--- What is needed ---
Reproduce each line of the material precisely.

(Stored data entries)
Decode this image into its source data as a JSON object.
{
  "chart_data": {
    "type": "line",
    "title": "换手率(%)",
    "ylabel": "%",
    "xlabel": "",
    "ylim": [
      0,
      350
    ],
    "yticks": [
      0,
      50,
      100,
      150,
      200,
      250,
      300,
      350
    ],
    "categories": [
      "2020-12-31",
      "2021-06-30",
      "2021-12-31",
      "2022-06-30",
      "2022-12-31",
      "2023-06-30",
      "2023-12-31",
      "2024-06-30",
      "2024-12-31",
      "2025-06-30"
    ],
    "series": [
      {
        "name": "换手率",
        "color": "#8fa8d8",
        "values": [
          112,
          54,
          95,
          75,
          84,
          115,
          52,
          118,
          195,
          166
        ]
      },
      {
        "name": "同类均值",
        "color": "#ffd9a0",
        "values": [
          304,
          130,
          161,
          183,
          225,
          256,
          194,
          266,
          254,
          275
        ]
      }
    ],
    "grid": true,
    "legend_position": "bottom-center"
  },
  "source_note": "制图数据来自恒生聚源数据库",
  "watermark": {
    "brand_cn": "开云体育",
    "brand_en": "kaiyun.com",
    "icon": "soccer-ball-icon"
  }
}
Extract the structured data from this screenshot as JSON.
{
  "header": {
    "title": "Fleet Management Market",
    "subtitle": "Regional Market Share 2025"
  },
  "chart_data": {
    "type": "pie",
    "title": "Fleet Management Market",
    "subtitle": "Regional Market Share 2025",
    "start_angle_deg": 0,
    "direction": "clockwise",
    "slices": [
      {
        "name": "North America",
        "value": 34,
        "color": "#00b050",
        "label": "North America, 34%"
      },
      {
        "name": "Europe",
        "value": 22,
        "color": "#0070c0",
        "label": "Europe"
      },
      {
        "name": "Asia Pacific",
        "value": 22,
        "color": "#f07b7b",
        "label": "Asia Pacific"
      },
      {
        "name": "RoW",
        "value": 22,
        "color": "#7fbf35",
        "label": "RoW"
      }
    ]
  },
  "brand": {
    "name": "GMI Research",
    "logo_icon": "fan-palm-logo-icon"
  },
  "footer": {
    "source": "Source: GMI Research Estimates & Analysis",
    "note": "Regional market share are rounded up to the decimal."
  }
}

--- Complete response ---
Decode this image into its source data as a JSON object.
{
  "chart_data": {
    "type": "line",
    "title": "换手率(%)",
    "ylabel": "%",
    "xlabel": "",
    "ylim": [
      0,
      350
    ],
    "yticks": [
      0,
      50,
      100,
      150,
      200,
      250,
      300,
      350
    ],
    "categories": [
      "2020-12-31",
      "2021-06-30",
      "2021-12-31",
      "2022-06-30",
      "2022-12-31",
      "2023-06-30",
      "2023-12-31",
      "2024-06-30",
      "2024-12-31",
      "2025-06-30"
    ],
    "series": [
      {
        "name": "换手率",
        "color": "#8fa8d8",
        "values": [
          112,
          54,
          95,
          75,
          84,
          115,
          52,
          118,
          195,
          166
        ]
      },
      {
        "name": "同类均值",
        "color": "#ffd9a0",
        "values": [
          304,
          130,
          161,
          183,
          225,
          256,
          194,
          266,
          254,
          275
        ]
      }
    ],
    "grid": true,
    "legend_position": "bottom-center"
  },
  "source_note": "制图数据来自恒生聚源数据库",
  "watermark": {
    "brand_cn": "开云体育",
    "brand_en": "kaiyun.com",
    "icon": "soccer-ball-icon"
  }
}
Extract the structured data from this screenshot as JSON.
{
  "header": {
    "title": "Fleet Management Market",
    "subtitle": "Regional Market Share 2025"
  },
  "chart_data": {
    "type": "pie",
    "title": "Fleet Management Market",
    "subtitle": "Regional Market Share 2025",
    "start_angle_deg": 0,
    "direction": "clockwise",
    "slices": [
      {
        "name": "North America",
        "value": 34,
        "color": "#00b050",
        "label": "North America, 34%"
      },
      {
        "name": "Europe",
        "value": 22,
        "color": "#0070c0",
        "label": "Europe"
      },
      {
        "name": "Asia Pacific",
        "value": 22,
        "color": "#f07b7b",
        "label": "Asia Pacific"
      },
      {
        "name": "RoW",
        "value": 22,
        "color": "#7fbf35",
        "label": "RoW"
      }
    ]
  },
  "brand": {
    "name": "GMI Research",
    "logo_icon": "fan-palm-logo-icon"
  },
  "footer": {
    "source": "Source: GMI Research Estimates & Analysis",
    "note": "Regional market share are rounded up to the decimal."
  }
}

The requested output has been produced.